**AIM**
Return all lines where the word "tuning" can be found.

☆ ☆ ☆ ☆

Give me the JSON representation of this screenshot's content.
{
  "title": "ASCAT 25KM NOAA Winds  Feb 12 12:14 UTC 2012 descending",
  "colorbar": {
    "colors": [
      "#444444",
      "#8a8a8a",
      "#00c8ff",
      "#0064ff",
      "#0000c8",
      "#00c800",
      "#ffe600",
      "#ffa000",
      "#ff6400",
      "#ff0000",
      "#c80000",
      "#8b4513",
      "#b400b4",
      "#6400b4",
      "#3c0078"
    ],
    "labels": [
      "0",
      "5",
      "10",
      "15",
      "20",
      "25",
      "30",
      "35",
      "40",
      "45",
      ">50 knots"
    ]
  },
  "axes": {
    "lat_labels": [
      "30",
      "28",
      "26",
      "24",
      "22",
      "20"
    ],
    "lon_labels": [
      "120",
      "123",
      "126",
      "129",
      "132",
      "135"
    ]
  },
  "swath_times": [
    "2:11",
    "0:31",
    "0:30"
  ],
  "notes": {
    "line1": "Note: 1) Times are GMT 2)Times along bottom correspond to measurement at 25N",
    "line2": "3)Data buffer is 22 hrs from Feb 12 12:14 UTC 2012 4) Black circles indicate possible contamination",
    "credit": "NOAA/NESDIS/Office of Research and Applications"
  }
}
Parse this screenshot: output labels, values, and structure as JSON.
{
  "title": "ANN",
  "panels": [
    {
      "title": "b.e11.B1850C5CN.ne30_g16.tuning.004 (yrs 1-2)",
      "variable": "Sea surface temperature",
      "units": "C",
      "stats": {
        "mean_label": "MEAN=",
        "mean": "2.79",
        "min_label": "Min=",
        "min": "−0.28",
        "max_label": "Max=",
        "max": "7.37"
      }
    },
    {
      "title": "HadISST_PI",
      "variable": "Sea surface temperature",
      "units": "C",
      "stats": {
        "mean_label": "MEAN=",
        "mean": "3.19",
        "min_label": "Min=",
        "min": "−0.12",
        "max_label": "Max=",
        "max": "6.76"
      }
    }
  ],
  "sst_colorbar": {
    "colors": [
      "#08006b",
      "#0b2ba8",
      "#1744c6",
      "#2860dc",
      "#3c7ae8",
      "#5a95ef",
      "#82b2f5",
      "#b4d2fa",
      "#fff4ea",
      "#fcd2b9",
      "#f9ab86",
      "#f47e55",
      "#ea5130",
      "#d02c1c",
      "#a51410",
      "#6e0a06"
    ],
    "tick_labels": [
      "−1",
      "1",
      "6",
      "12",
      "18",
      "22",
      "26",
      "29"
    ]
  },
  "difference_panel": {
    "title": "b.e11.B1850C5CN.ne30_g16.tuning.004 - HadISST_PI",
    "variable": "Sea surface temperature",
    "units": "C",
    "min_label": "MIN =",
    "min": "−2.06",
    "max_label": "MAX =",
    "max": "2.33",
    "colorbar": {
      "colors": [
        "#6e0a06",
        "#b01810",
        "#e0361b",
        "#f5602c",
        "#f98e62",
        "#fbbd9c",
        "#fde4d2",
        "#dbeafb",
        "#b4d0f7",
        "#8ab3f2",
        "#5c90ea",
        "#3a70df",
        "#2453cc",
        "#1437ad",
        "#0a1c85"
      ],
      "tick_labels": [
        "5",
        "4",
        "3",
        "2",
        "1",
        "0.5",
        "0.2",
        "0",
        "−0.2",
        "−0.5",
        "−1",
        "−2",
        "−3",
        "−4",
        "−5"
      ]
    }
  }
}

☆ ☆ ☆ ☆

**RESPONSE TO THIS TASK**
      "title": "b.e11.B1850C5CN.ne30_g16.tuning.004 (yrs 1-2)",
    "title": "b.e11.B1850C5CN.ne30_g16.tuning.004 - HadISST_PI",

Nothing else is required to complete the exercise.